● **ROWS**:
┌──

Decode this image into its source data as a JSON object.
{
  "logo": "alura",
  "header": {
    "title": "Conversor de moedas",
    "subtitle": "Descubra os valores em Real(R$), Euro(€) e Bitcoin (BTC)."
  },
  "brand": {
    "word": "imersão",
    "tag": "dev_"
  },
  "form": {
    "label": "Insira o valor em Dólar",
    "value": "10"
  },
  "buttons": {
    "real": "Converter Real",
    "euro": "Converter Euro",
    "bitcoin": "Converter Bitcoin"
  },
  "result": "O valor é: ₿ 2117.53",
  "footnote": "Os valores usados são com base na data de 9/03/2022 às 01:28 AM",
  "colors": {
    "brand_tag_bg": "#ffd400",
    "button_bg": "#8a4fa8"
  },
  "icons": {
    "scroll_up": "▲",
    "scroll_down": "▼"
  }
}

└──

● **CHALLENGE**: Please repeat the listing exactly, with nothing left out.

● **RESPONSE TO THE EXERCISE**:
Decode this image into its source data as a JSON object.
{
  "logo": "alura",
  "header": {
    "title": "Conversor de moedas",
    "subtitle": "Descubra os valores em Real(R$), Euro(€) e Bitcoin (BTC)."
  },
  "brand": {
    "word": "imersão",
    "tag": "dev_"
  },
  "form": {
    "label": "Insira o valor em Dólar",
    "value": "10"
  },
  "buttons": {
    "real": "Converter Real",
    "euro": "Converter Euro",
    "bitcoin": "Converter Bitcoin"
  },
  "result": "O valor é: ₿ 2117.53",
  "footnote": "Os valores usados são com base na data de 9/03/2022 às 01:28 AM",
  "colors": {
    "brand_tag_bg": "#ffd400",
    "button_bg": "#8a4fa8"
  },
  "icons": {
    "scroll_up": "▲",
    "scroll_down": "▼"
  }
}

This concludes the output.